## START EXTRACTED RECORDS

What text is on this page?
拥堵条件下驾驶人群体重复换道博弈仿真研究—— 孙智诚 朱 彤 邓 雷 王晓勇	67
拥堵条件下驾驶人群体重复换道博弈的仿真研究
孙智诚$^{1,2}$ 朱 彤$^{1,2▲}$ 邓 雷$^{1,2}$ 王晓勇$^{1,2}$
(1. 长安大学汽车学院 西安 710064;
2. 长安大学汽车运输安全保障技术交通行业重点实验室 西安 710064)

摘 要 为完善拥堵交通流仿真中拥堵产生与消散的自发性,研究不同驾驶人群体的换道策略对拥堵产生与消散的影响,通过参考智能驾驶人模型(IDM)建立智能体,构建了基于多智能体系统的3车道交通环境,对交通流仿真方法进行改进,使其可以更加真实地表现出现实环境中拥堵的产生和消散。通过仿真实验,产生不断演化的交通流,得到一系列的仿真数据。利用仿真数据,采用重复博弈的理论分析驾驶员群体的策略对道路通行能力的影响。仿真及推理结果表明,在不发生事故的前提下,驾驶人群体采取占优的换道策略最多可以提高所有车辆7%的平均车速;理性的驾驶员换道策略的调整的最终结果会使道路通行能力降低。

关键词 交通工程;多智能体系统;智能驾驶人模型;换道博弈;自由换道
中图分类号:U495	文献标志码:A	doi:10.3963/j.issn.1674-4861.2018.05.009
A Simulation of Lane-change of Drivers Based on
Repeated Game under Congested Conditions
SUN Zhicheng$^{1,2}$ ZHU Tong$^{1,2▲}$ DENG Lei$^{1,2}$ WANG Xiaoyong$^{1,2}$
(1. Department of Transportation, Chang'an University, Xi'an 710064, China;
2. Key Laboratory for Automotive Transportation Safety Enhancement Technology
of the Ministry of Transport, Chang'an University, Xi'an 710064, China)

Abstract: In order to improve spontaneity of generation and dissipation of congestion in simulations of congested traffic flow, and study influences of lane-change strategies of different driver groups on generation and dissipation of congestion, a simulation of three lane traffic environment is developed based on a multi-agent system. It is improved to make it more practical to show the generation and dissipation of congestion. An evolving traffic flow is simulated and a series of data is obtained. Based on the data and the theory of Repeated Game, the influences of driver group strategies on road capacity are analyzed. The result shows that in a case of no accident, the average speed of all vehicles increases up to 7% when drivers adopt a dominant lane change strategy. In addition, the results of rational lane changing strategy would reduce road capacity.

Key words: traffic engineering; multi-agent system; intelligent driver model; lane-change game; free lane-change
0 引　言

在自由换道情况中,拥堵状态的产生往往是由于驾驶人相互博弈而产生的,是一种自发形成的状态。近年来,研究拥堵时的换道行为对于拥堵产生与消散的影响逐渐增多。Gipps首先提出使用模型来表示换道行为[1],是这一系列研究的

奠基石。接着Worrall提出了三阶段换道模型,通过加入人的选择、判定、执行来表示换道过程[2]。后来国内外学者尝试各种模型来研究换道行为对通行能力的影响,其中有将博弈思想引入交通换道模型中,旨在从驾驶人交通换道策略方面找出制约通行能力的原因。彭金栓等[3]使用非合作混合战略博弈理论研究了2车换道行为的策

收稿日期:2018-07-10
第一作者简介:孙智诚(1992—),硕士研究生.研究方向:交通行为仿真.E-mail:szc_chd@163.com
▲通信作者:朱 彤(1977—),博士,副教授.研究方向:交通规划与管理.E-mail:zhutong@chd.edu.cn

## END EXTRACTED RECORDS

Using the entries above, please restate each one word for word.

• COMPLETE OUTPUT:
What text is on this page?
拥堵条件下驾驶人群体重复换道博弈仿真研究—— 孙智诚 朱 彤 邓 雷 王晓勇	67
拥堵条件下驾驶人群体重复换道博弈的仿真研究
孙智诚$^{1,2}$ 朱 彤$^{1,2▲}$ 邓 雷$^{1,2}$ 王晓勇$^{1,2}$
(1. 长安大学汽车学院 西安 710064;
2. 长安大学汽车运输安全保障技术交通行业重点实验室 西安 710064)

摘 要 为完善拥堵交通流仿真中拥堵产生与消散的自发性,研究不同驾驶人群体的换道策略对拥堵产生与消散的影响,通过参考智能驾驶人模型(IDM)建立智能体,构建了基于多智能体系统的3车道交通环境,对交通流仿真方法进行改进,使其可以更加真实地表现出现实环境中拥堵的产生和消散。通过仿真实验,产生不断演化的交通流,得到一系列的仿真数据。利用仿真数据,采用重复博弈的理论分析驾驶员群体的策略对道路通行能力的影响。仿真及推理结果表明,在不发生事故的前提下,驾驶人群体采取占优的换道策略最多可以提高所有车辆7%的平均车速;理性的驾驶员换道策略的调整的最终结果会使道路通行能力降低。

关键词 交通工程;多智能体系统;智能驾驶人模型;换道博弈;自由换道
中图分类号:U495	文献标志码:A	doi:10.3963/j.issn.1674-4861.2018.05.009
A Simulation of Lane-change of Drivers Based on
Repeated Game under Congested Conditions
SUN Zhicheng$^{1,2}$ ZHU Tong$^{1,2▲}$ DENG Lei$^{1,2}$ WANG Xiaoyong$^{1,2}$
(1. Department of Transportation, Chang'an University, Xi'an 710064, China;
2. Key Laboratory for Automotive Transportation Safety Enhancement Technology
of the Ministry of Transport, Chang'an University, Xi'an 710064, China)

Abstract: In order to improve spontaneity of generation and dissipation of congestion in simulations of congested traffic flow, and study influences of lane-change strategies of different driver groups on generation and dissipation of congestion, a simulation of three lane traffic environment is developed based on a multi-agent system. It is improved to make it more practical to show the generation and dissipation of congestion. An evolving traffic flow is simulated and a series of data is obtained. Based on the data and the theory of Repeated Game, the influences of driver group strategies on road capacity are analyzed. The result shows that in a case of no accident, the average speed of all vehicles increases up to 7% when drivers adopt a dominant lane change strategy. In addition, the results of rational lane changing strategy would reduce road capacity.

Key words: traffic engineering; multi-agent system; intelligent driver model; lane-change game; free lane-change
0 引　言

在自由换道情况中,拥堵状态的产生往往是由于驾驶人相互博弈而产生的,是一种自发形成的状态。近年来,研究拥堵时的换道行为对于拥堵产生与消散的影响逐渐增多。Gipps首先提出使用模型来表示换道行为[1],是这一系列研究的

奠基石。接着Worrall提出了三阶段换道模型,通过加入人的选择、判定、执行来表示换道过程[2]。后来国内外学者尝试各种模型来研究换道行为对通行能力的影响,其中有将博弈思想引入交通换道模型中,旨在从驾驶人交通换道策略方面找出制约通行能力的原因。彭金栓等[3]使用非合作混合战略博弈理论研究了2车换道行为的策

收稿日期:2018-07-10
第一作者简介:孙智诚(1992—),硕士研究生.研究方向:交通行为仿真.E-mail:szc_chd@163.com
▲通信作者:朱 彤(1977—),博士,副教授.研究方向:交通规划与管理.E-mail:zhutong@chd.edu.cn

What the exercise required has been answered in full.